(Collection entries)
## BEGIN
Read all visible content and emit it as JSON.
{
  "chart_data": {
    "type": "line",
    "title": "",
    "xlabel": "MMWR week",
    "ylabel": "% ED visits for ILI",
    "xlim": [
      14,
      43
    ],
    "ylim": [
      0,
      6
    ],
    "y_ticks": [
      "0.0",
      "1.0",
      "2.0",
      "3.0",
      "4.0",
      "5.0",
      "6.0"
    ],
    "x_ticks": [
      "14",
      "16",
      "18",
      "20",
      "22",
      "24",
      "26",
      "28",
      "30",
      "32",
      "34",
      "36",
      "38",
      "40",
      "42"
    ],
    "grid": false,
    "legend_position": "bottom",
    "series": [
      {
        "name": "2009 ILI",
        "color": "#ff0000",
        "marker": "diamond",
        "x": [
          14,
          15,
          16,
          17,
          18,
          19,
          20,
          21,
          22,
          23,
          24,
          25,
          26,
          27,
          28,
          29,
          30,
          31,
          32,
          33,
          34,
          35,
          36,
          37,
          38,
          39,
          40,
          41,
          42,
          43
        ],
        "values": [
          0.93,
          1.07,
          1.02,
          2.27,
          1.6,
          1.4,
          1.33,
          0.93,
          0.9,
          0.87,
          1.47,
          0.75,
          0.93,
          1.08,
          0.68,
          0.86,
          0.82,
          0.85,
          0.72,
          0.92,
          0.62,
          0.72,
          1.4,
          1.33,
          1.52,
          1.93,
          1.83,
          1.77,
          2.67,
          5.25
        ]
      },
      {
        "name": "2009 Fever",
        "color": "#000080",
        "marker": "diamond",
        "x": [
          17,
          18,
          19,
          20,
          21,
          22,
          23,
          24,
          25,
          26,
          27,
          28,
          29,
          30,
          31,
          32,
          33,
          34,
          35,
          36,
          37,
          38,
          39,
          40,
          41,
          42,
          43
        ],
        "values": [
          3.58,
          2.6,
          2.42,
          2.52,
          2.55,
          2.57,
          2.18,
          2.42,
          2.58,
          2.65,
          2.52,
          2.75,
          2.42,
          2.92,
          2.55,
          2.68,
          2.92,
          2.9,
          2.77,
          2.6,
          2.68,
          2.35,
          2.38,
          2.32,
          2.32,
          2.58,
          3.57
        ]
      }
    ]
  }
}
## END
**THE TASK:** Return every line exactly.

**REPLY TO THE EXERCISE:**
Read all visible content and emit it as JSON.
{
  "chart_data": {
    "type": "line",
    "title": "",
    "xlabel": "MMWR week",
    "ylabel": "% ED visits for ILI",
    "xlim": [
      14,
      43
    ],
    "ylim": [
      0,
      6
    ],
    "y_ticks": [
      "0.0",
      "1.0",
      "2.0",
      "3.0",
      "4.0",
      "5.0",
      "6.0"
    ],
    "x_ticks": [
      "14",
      "16",
      "18",
      "20",
      "22",
      "24",
      "26",
      "28",
      "30",
      "32",
      "34",
      "36",
      "38",
      "40",
      "42"
    ],
    "grid": false,
    "legend_position": "bottom",
    "series": [
      {
        "name": "2009 ILI",
        "color": "#ff0000",
        "marker": "diamond",
        "x": [
          14,
          15,
          16,
          17,
          18,
          19,
          20,
          21,
          22,
          23,
          24,
          25,
          26,
          27,
          28,
          29,
          30,
          31,
          32,
          33,
          34,
          35,
          36,
          37,
          38,
          39,
          40,
          41,
          42,
          43
        ],
        "values": [
          0.93,
          1.07,
          1.02,
          2.27,
          1.6,
          1.4,
          1.33,
          0.93,
          0.9,
          0.87,
          1.47,
          0.75,
          0.93,
          1.08,
          0.68,
          0.86,
          0.82,
          0.85,
          0.72,
          0.92,
          0.62,
          0.72,
          1.4,
          1.33,
          1.52,
          1.93,
          1.83,
          1.77,
          2.67,
          5.25
        ]
      },
      {
        "name": "2009 Fever",
        "color": "#000080",
        "marker": "diamond",
        "x": [
          17,
          18,
          19,
          20,
          21,
          22,
          23,
          24,
          25,
          26,
          27,
          28,
          29,
          30,
          31,
          32,
          33,
          34,
          35,
          36,
          37,
          38,
          39,
          40,
          41,
          42,
          43
        ],
        "values": [
          3.58,
          2.6,
          2.42,
          2.52,
          2.55,
          2.57,
          2.18,
          2.42,
          2.58,
          2.65,
          2.52,
          2.75,
          2.42,
          2.92,
          2.55,
          2.68,
          2.92,
          2.9,
          2.77,
          2.6,
          2.68,
          2.35,
          2.38,
          2.32,
          2.32,
          2.58,
          3.57
        ]
      }
    ]
  }
}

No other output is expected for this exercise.